> **Set problem**
Find each line containing the string "source" and return it.

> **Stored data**
────────────────────────────────────────

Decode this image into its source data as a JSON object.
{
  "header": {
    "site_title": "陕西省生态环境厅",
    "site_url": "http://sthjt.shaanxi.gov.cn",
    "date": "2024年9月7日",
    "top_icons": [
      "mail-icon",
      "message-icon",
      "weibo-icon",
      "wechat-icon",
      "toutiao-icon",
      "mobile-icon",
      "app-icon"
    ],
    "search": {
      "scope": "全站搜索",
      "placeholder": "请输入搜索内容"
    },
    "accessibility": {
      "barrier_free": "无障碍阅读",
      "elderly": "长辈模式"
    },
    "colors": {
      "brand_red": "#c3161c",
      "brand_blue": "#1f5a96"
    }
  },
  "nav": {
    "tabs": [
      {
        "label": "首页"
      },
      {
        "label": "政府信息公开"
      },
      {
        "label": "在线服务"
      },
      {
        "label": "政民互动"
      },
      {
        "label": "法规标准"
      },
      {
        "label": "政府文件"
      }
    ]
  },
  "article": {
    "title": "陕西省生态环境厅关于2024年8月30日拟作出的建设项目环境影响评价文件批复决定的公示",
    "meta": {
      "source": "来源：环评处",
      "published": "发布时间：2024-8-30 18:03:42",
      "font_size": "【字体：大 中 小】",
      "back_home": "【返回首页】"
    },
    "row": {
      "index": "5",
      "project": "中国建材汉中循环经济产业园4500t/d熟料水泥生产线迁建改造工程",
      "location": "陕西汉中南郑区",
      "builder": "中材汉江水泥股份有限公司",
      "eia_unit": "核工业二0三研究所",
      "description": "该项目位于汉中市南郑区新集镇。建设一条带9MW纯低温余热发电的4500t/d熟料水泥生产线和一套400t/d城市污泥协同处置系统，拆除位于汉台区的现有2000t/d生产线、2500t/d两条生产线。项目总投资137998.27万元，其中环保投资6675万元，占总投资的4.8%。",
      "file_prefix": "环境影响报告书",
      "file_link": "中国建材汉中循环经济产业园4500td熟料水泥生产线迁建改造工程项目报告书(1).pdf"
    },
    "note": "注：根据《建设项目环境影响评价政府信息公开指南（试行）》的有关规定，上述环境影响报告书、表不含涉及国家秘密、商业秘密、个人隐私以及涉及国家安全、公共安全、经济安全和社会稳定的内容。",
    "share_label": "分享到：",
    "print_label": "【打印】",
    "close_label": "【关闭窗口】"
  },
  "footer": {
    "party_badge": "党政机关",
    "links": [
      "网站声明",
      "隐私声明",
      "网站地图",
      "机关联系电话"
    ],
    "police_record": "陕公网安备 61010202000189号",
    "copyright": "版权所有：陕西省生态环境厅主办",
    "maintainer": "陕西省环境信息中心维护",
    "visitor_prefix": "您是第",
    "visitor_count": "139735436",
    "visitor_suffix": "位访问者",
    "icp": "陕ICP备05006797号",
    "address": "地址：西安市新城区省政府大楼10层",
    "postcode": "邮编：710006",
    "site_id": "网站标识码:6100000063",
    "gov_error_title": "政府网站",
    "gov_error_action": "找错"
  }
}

────────────────────────────────────────

> **Correct output**
Decode this image into its source data as a JSON object.
      "source": "来源：环评处",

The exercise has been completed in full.